● **PROVIDED DATA**
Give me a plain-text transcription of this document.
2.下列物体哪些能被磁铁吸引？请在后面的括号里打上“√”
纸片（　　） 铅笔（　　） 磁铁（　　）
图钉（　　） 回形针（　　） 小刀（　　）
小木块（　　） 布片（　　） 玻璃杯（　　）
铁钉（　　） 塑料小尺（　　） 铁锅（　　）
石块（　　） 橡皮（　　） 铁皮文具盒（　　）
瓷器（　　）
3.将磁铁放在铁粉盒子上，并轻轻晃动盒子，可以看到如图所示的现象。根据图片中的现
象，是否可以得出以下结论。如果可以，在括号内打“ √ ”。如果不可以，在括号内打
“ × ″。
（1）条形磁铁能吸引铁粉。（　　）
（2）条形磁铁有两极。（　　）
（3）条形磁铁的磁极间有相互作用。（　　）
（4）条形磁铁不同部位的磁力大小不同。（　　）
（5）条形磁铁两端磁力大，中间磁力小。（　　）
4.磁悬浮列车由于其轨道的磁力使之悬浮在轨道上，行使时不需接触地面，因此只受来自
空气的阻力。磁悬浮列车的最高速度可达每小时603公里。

● **EXERCISE DETAILS**
Your task is to output all of the data above word for word.

● **RESPONSE**
Give me a plain-text transcription of this document.
2.下列物体哪些能被磁铁吸引？请在后面的括号里打上“√”
纸片（　　） 铅笔（　　） 磁铁（　　）
图钉（　　） 回形针（　　） 小刀（　　）
小木块（　　） 布片（　　） 玻璃杯（　　）
铁钉（　　） 塑料小尺（　　） 铁锅（　　）
石块（　　） 橡皮（　　） 铁皮文具盒（　　）
瓷器（　　）
3.将磁铁放在铁粉盒子上，并轻轻晃动盒子，可以看到如图所示的现象。根据图片中的现
象，是否可以得出以下结论。如果可以，在括号内打“ √ ”。如果不可以，在括号内打
“ × ″。
（1）条形磁铁能吸引铁粉。（　　）
（2）条形磁铁有两极。（　　）
（3）条形磁铁的磁极间有相互作用。（　　）
（4）条形磁铁不同部位的磁力大小不同。（　　）
（5）条形磁铁两端磁力大，中间磁力小。（　　）
4.磁悬浮列车由于其轨道的磁力使之悬浮在轨道上，行使时不需接触地面，因此只受来自
空气的阻力。磁悬浮列车的最高速度可达每小时603公里。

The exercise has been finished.